BEGIN Supplied text

The early Loup City settlement has been depicted in the 2014 movie The Homesman.

==Recreation==
Sherman Dam – 2,845 acre lake and 4,721 acre. Primitive camping includes 360 non-pad sites. Facilities include picnic tables, shelters, water, dumpstation, modern restrooms, vault toilets, four boat ramps, fish cleaning stations, coin-operated showers and concession.

Bowman Recreation Area – Bowman Lake, located one mile west of Loup City, is a 23 acre area lying adjacent to the Loup River and features a 20 acre man-made lake. It offers picnicking, fishing and primitive camping.

Jenners Park – At one time, Jenner's Park was home to amusement rides and a zoo. Today, the park is home to a disc golf course, two picnic shelters, outdoor grills, playground equipment, and an outdoor recreation area.

Loup City Swimming Pool – Newly built in 2000, the Loup City pool has a water slide, diving board, basketball hoop, mushroom, and zero depth entry.

END Supplied text

To do:
A – Answer these from the Loup City passage, one answer per line, marked the same way:
(i) How many boat ramps does Sherman Dam have?
(ii) How far from Loup City is Bowman Lake, and in which direction?
(iii) In what year was the Loup City pool built?
B – Reproduce the section of the Loup City passage that opens with the words "Bowman Recreation Area" and closes with "and primitive camping.".

BEGIN Supplied data

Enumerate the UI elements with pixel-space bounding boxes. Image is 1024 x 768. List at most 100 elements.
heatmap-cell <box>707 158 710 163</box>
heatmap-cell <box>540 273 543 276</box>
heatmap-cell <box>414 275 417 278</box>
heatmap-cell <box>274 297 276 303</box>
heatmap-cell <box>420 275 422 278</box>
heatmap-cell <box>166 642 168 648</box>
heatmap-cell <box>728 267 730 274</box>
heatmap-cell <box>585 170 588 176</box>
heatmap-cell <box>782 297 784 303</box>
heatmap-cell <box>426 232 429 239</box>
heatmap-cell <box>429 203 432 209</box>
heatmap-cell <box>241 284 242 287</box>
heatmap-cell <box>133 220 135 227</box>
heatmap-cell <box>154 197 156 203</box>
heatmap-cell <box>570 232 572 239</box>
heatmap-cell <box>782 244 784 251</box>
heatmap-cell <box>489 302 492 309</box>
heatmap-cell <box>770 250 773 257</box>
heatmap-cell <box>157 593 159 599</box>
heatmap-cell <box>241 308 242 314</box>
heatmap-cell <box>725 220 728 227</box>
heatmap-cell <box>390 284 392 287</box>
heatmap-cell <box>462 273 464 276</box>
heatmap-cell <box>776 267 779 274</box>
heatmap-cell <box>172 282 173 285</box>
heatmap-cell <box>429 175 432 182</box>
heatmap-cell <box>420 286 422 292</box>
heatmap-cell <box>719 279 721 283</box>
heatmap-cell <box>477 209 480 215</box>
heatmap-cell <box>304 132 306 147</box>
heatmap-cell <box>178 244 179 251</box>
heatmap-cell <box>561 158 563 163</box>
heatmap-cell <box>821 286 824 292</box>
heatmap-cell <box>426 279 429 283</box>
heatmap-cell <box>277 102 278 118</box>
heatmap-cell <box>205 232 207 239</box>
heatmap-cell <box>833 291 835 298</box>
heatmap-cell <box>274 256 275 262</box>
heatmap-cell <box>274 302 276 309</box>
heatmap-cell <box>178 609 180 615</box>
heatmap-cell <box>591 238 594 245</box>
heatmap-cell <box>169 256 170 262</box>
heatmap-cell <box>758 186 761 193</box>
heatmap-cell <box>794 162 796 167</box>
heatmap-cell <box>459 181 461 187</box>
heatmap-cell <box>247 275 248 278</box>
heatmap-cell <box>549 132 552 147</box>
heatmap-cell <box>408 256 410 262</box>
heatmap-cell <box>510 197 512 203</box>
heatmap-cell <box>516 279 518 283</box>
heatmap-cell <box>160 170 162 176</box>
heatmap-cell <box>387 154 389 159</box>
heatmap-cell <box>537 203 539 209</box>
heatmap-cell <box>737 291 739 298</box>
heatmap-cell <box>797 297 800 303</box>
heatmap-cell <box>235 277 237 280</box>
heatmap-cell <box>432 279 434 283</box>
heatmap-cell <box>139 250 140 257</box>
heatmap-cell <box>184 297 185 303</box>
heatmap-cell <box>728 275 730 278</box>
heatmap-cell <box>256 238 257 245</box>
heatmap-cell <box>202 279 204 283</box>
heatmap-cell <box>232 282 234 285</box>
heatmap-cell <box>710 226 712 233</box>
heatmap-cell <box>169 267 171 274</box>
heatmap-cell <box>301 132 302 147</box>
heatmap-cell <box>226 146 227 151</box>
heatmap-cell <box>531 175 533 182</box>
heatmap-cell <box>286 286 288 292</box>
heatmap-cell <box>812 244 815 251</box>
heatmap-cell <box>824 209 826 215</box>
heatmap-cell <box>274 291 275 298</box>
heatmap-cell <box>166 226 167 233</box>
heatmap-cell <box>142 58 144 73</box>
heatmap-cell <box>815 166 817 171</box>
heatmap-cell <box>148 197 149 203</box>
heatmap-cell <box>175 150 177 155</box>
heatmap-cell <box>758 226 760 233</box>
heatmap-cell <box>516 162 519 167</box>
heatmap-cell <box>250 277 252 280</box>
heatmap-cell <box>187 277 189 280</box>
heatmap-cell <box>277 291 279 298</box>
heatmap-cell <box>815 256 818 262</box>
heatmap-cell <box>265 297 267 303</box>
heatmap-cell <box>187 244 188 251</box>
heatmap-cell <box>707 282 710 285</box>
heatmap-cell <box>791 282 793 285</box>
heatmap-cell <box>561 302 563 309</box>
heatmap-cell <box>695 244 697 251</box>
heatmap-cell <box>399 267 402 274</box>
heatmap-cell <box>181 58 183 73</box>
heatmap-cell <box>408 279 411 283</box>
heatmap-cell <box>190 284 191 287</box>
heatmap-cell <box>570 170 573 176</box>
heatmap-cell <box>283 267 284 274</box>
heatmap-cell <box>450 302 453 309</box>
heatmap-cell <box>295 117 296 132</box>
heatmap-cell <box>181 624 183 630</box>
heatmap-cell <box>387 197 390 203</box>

END Supplied data

Task results:
A –
(i) Four
(ii) One mile west
(iii) 2000

B –
Bowman Recreation Area – Bowman Lake, located one mile west of Loup City, is a 23 acre area lying adjacent to the Loup River and features a 20 acre man-made lake. It offers picnicking, fishing and primitive camping.